= DATASET =
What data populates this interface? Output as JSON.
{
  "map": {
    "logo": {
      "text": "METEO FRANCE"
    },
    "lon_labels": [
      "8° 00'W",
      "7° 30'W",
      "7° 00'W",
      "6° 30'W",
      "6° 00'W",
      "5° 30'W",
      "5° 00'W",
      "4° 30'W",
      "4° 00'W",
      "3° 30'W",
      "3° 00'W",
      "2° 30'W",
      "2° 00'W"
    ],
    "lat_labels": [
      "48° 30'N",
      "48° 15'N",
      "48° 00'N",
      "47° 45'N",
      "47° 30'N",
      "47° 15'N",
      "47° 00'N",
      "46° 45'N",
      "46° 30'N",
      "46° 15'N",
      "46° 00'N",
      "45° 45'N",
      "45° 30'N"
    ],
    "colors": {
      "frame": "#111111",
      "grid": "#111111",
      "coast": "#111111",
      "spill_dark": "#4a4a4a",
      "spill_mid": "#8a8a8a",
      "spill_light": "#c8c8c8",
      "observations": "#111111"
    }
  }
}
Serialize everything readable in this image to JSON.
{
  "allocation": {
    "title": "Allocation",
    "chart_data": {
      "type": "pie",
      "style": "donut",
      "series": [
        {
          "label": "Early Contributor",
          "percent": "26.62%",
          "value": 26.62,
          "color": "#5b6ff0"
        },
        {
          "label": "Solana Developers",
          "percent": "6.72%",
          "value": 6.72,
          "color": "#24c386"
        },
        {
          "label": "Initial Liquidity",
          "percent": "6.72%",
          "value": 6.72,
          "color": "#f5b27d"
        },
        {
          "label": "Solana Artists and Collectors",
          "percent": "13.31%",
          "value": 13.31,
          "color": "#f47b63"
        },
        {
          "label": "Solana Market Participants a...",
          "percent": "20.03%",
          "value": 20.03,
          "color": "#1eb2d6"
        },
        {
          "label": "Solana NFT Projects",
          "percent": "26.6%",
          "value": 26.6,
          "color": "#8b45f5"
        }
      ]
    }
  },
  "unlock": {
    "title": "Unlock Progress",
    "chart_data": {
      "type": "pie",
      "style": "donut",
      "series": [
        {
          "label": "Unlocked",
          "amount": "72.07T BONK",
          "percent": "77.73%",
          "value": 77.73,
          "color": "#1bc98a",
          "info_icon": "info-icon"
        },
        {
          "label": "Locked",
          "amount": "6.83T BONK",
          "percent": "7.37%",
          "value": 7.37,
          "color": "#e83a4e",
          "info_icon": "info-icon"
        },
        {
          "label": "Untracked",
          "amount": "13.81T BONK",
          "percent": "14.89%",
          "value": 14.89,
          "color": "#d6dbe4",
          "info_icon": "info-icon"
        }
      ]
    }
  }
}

= TASK =
Copy each line of the data above without altering a single character.

= ANSWER FOR THIS EXERCISE =
What data populates this interface? Output as JSON.
{
  "map": {
    "logo": {
      "text": "METEO FRANCE"
    },
    "lon_labels": [
      "8° 00'W",
      "7° 30'W",
      "7° 00'W",
      "6° 30'W",
      "6° 00'W",
      "5° 30'W",
      "5° 00'W",
      "4° 30'W",
      "4° 00'W",
      "3° 30'W",
      "3° 00'W",
      "2° 30'W",
      "2° 00'W"
    ],
    "lat_labels": [
      "48° 30'N",
      "48° 15'N",
      "48° 00'N",
      "47° 45'N",
      "47° 30'N",
      "47° 15'N",
      "47° 00'N",
      "46° 45'N",
      "46° 30'N",
      "46° 15'N",
      "46° 00'N",
      "45° 45'N",
      "45° 30'N"
    ],
    "colors": {
      "frame": "#111111",
      "grid": "#111111",
      "coast": "#111111",
      "spill_dark": "#4a4a4a",
      "spill_mid": "#8a8a8a",
      "spill_light": "#c8c8c8",
      "observations": "#111111"
    }
  }
}
Serialize everything readable in this image to JSON.
{
  "allocation": {
    "title": "Allocation",
    "chart_data": {
      "type": "pie",
      "style": "donut",
      "series": [
        {
          "label": "Early Contributor",
          "percent": "26.62%",
          "value": 26.62,
          "color": "#5b6ff0"
        },
        {
          "label": "Solana Developers",
          "percent": "6.72%",
          "value": 6.72,
          "color": "#24c386"
        },
        {
          "label": "Initial Liquidity",
          "percent": "6.72%",
          "value": 6.72,
          "color": "#f5b27d"
        },
        {
          "label": "Solana Artists and Collectors",
          "percent": "13.31%",
          "value": 13.31,
          "color": "#f47b63"
        },
        {
          "label": "Solana Market Participants a...",
          "percent": "20.03%",
          "value": 20.03,
          "color": "#1eb2d6"
        },
        {
          "label": "Solana NFT Projects",
          "percent": "26.6%",
          "value": 26.6,
          "color": "#8b45f5"
        }
      ]
    }
  },
  "unlock": {
    "title": "Unlock Progress",
    "chart_data": {
      "type": "pie",
      "style": "donut",
      "series": [
        {
          "label": "Unlocked",
          "amount": "72.07T BONK",
          "percent": "77.73%",
          "value": 77.73,
          "color": "#1bc98a",
          "info_icon": "info-icon"
        },
        {
          "label": "Locked",
          "amount": "6.83T BONK",
          "percent": "7.37%",
          "value": 7.37,
          "color": "#e83a4e",
          "info_icon": "info-icon"
        },
        {
          "label": "Untracked",
          "amount": "13.81T BONK",
          "percent": "14.89%",
          "value": 14.89,
          "color": "#d6dbe4",
          "info_icon": "info-icon"
        }
      ]
    }
  }
}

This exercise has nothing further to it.